• [Exercise aim] In the post about .htaccess on Windows, please name the Apache setting that changes the file name used for .htaccess.

*** Opening of Page excerpt ***

Tuesday, December 11, 2007

Easier .htaccess On Windows

Now and then you'll see someone wondering how to create an .htaccess file for Apache on Windows. This usually appears to be people who have a private server setup on their local intranet for testing, then uploading to a remotely hosted server.
Windows apparently complains with an error message similar to the following when you attempt to create or rename a file to a name starting with a dot. Such as .htaccess.

You must type a filename !



What alot of people aren't aware of is that Apache actually has a setting you can alter to change the name of the file used for .htaccess.
The name of that setting is AccessFileName.

Now at first glance it would seem that altering the AccessFileName directive could cause major problems, and it can. You probably shouldn't alter this setting on anything other than a system in an intranet enviroment. You should also be prepared to rename existing .htaccess files when doing this.

That said, here's an example of what can be done with the AccessFileName directive. Note that this needs to be done in the Server Config or a Virtual Host container.
AccessFileName ht.htaccess

<Files ~ "^(ht)?\.ht">
Order allow,deny
Deny from all
</Files>


The line AccessFileName ht.htaccess should be pretty self explainitory. It makes the filename used ht.htaccess instead of just .htaccess
This way it's simple to create an ht.htaccess file on the Windows machine, then simply rename it to .htaccess once it gets uploaded to the server.

The second part of that example code isn't required, but it's done just in case you ever have other people with access to the machine. There's a similar section in your actual Apache configuration file already. That section doesn't include the (ht)? part that prevents the new ht.htaccess from being viewed as currently happens with the default .htaccess files.
It also will not conflict with anything if you later decide to revert to the default setting for AccessFileName & forget to remove it.

The Apache Manuals' htaccess page goes into much more detail about htaccess files.

2 comments:

arkin said...

Good suggestion, I just did similar.

May I suggest your Regex reads ^(ht|.ht), It will work a little better.

Joe said...

That regex doesn't have the same meaning though.

Mine, in English, says "match '.ht' at the beginning of the name, if there's an 'ht' before it that is ok too".

Yours, in English, says "Match 'ht' or '.ht' at the beginning of the name".

Yours can inadvertantly match unexpected files such as "hthread.txt", mine will not match anything that doesn't start with ".ht" or "ht.ht".

*** Close of Page excerpt ***
*** Opening of Provided information ***

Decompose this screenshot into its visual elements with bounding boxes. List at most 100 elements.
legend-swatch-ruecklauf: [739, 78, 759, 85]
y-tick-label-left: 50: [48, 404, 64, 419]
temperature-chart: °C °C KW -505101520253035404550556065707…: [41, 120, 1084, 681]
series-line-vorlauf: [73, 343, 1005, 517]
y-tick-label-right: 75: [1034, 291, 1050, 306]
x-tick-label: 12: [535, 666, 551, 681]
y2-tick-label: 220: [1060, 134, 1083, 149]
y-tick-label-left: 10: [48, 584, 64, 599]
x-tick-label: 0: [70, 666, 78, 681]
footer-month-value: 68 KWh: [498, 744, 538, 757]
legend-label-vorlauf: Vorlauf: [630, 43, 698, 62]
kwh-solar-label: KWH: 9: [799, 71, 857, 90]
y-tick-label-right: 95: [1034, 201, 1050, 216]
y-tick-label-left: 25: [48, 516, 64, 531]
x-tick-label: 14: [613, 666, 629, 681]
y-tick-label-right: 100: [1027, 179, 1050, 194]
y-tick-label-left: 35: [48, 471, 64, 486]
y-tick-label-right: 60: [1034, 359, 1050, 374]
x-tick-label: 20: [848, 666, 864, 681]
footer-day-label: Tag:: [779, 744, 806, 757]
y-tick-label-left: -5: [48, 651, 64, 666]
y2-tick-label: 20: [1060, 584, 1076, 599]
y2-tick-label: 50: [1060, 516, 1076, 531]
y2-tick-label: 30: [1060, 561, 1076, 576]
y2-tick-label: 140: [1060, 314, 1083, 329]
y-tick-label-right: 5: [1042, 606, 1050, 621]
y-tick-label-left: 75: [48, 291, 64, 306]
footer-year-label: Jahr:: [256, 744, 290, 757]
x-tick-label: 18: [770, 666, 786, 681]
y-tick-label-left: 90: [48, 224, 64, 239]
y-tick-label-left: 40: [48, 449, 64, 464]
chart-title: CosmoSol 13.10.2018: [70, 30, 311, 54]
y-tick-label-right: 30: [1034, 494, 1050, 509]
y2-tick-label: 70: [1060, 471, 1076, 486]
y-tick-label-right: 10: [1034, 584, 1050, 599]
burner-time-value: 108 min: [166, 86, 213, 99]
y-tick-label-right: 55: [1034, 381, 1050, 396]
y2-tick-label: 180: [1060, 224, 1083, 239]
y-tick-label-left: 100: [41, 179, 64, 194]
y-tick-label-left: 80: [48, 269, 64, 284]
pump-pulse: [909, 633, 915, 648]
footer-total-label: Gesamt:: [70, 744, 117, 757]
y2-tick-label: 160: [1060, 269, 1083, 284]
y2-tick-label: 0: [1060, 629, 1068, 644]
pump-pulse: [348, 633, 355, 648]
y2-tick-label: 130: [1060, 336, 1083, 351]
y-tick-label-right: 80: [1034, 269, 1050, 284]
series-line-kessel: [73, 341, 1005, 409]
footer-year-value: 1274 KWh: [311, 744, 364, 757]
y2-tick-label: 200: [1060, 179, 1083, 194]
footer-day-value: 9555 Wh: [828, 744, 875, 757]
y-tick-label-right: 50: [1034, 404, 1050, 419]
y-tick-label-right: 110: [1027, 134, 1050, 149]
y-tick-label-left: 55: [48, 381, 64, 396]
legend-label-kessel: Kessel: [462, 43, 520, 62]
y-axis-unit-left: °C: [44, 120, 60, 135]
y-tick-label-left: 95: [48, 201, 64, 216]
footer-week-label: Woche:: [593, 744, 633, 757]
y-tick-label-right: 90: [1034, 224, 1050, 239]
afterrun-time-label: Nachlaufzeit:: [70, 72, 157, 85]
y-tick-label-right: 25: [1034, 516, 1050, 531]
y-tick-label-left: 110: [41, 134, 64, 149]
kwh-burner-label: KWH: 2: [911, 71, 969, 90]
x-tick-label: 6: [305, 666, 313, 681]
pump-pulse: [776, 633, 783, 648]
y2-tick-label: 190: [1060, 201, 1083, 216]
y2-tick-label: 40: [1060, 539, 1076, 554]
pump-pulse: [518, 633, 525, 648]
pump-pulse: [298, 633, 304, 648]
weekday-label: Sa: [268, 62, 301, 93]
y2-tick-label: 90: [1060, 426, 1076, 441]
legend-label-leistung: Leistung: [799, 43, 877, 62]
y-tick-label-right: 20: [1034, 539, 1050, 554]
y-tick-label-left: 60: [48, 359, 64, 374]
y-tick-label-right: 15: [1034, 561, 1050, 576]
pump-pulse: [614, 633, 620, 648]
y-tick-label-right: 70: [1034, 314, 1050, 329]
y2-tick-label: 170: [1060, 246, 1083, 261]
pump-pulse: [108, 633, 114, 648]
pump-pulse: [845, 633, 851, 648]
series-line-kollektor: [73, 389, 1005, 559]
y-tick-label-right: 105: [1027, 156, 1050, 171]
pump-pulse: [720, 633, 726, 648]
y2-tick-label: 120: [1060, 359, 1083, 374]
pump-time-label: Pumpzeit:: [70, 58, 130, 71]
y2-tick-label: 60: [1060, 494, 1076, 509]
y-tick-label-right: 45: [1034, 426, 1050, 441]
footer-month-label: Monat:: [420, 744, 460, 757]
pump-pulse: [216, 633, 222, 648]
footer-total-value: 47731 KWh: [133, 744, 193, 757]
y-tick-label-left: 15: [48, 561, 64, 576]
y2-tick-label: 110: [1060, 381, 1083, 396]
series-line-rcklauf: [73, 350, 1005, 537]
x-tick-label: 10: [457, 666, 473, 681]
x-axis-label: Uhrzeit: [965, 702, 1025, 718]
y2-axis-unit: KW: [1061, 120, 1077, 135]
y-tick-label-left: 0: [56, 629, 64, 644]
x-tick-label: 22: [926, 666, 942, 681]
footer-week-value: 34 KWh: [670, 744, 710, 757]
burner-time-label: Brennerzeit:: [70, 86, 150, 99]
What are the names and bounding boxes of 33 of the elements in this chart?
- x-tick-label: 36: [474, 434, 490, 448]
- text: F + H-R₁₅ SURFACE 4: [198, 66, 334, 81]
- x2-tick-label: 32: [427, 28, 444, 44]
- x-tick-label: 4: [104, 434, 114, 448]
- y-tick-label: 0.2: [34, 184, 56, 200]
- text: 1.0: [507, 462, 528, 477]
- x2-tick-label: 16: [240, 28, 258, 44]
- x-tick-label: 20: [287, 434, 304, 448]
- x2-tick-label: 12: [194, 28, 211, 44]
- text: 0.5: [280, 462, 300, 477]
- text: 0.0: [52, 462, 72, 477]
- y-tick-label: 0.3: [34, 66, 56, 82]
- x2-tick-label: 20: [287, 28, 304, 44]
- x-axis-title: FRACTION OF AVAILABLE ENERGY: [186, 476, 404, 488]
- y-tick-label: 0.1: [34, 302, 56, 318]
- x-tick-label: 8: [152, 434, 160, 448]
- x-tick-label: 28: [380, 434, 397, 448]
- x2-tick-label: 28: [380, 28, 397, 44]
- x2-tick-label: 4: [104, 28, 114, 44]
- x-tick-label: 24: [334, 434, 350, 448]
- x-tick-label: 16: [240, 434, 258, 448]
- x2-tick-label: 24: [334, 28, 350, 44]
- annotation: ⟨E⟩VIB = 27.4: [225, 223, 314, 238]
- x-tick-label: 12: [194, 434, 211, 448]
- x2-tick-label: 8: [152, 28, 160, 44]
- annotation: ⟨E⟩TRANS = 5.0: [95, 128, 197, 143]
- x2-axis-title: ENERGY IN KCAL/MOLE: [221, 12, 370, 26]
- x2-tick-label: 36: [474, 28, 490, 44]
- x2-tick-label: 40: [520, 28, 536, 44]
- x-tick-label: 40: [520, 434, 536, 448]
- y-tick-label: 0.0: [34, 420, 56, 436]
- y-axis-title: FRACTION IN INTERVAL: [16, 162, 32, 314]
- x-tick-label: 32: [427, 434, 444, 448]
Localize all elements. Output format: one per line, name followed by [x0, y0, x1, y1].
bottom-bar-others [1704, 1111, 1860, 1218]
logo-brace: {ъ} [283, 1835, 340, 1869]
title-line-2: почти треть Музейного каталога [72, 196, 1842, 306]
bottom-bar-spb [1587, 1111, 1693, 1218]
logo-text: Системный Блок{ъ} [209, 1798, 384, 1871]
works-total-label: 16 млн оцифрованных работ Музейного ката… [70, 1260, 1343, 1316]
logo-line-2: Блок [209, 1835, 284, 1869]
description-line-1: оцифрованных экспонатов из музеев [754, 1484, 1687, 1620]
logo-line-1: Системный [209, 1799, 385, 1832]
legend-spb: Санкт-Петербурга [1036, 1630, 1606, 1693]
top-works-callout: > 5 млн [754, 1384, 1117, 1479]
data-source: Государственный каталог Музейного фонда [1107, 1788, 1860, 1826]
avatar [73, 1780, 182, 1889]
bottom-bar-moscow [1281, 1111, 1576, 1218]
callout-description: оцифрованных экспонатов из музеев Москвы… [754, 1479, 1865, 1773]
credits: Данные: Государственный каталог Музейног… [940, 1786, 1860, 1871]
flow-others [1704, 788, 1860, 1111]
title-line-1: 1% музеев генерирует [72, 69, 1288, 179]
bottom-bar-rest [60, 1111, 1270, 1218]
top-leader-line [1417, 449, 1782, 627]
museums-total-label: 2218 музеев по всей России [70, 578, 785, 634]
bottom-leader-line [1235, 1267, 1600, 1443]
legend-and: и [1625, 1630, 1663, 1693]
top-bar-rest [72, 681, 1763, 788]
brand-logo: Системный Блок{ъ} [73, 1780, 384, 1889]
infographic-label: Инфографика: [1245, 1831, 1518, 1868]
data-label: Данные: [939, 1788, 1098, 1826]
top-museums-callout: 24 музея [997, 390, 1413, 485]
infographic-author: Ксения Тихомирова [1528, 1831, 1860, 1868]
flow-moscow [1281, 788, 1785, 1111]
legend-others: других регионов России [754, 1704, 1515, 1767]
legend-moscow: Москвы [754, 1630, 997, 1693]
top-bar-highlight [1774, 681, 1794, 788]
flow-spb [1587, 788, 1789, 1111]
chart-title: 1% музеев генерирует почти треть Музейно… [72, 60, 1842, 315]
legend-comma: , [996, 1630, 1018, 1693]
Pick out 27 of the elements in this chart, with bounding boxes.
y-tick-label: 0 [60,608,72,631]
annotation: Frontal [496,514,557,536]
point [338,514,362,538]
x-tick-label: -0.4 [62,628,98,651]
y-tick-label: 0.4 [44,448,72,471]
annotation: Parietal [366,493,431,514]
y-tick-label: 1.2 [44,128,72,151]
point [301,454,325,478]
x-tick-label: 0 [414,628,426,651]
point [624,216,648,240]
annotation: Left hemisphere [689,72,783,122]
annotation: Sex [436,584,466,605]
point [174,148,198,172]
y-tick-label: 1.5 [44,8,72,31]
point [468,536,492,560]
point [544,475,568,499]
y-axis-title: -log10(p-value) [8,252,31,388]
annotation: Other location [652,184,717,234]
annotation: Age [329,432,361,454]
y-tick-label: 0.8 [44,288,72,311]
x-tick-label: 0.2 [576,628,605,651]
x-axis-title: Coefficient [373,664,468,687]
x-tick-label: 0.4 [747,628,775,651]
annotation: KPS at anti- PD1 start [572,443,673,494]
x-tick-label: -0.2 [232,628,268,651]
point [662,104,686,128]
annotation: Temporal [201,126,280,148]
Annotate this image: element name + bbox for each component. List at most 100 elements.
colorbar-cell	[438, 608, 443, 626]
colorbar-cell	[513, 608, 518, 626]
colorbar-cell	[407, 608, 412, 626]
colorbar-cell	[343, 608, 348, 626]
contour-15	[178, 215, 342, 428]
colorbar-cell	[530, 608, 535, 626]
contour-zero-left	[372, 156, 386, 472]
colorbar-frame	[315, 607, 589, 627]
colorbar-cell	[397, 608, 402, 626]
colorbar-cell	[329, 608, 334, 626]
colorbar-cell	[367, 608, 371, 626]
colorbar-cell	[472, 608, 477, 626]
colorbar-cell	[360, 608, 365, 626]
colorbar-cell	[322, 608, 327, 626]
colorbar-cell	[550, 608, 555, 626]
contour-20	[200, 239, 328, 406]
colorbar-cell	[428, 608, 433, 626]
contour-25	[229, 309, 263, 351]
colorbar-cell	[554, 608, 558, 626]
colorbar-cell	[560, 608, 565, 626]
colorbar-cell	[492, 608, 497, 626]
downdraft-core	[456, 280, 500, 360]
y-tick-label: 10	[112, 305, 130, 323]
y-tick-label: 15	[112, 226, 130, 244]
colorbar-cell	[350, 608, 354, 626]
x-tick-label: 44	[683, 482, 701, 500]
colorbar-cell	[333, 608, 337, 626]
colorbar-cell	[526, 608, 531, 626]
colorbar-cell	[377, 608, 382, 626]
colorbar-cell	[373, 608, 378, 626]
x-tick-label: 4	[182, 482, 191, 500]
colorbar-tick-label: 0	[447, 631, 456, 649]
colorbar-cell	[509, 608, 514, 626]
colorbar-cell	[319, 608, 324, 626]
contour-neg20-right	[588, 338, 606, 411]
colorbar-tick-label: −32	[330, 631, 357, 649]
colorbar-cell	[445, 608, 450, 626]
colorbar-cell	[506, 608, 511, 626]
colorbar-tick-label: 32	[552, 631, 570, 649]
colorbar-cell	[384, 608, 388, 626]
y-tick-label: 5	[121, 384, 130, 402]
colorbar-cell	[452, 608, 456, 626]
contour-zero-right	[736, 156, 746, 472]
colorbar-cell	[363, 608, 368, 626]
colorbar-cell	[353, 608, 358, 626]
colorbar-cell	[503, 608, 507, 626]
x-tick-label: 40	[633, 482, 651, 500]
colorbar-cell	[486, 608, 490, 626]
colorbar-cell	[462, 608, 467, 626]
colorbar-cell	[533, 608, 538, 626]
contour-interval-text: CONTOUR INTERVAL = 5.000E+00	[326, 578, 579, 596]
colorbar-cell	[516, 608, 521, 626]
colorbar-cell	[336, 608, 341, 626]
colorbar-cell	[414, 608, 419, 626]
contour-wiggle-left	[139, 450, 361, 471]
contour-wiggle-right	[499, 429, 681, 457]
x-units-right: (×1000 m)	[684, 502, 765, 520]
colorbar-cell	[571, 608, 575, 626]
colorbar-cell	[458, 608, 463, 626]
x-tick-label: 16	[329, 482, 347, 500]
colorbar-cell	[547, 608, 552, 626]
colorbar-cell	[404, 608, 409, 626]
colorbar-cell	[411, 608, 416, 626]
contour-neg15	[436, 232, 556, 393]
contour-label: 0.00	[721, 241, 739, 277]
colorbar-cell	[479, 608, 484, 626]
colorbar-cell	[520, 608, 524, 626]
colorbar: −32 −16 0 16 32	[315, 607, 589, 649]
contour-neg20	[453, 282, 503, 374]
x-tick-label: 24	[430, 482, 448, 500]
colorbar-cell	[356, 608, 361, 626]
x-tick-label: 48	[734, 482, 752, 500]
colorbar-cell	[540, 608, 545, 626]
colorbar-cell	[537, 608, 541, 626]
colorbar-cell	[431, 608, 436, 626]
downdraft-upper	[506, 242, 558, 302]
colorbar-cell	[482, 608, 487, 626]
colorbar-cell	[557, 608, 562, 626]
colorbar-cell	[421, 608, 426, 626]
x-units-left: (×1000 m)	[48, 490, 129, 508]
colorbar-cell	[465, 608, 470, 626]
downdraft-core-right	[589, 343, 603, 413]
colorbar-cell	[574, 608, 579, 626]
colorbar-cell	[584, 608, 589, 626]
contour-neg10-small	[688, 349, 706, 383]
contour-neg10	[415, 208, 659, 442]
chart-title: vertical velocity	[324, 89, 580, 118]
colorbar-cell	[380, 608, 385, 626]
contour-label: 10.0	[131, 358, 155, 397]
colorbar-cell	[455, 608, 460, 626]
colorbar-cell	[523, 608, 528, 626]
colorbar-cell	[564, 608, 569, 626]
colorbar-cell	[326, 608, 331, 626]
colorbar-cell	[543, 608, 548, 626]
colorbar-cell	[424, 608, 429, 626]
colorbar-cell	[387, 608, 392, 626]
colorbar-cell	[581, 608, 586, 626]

*** Close of Provided information ***

• [Exercise result] AccessFileName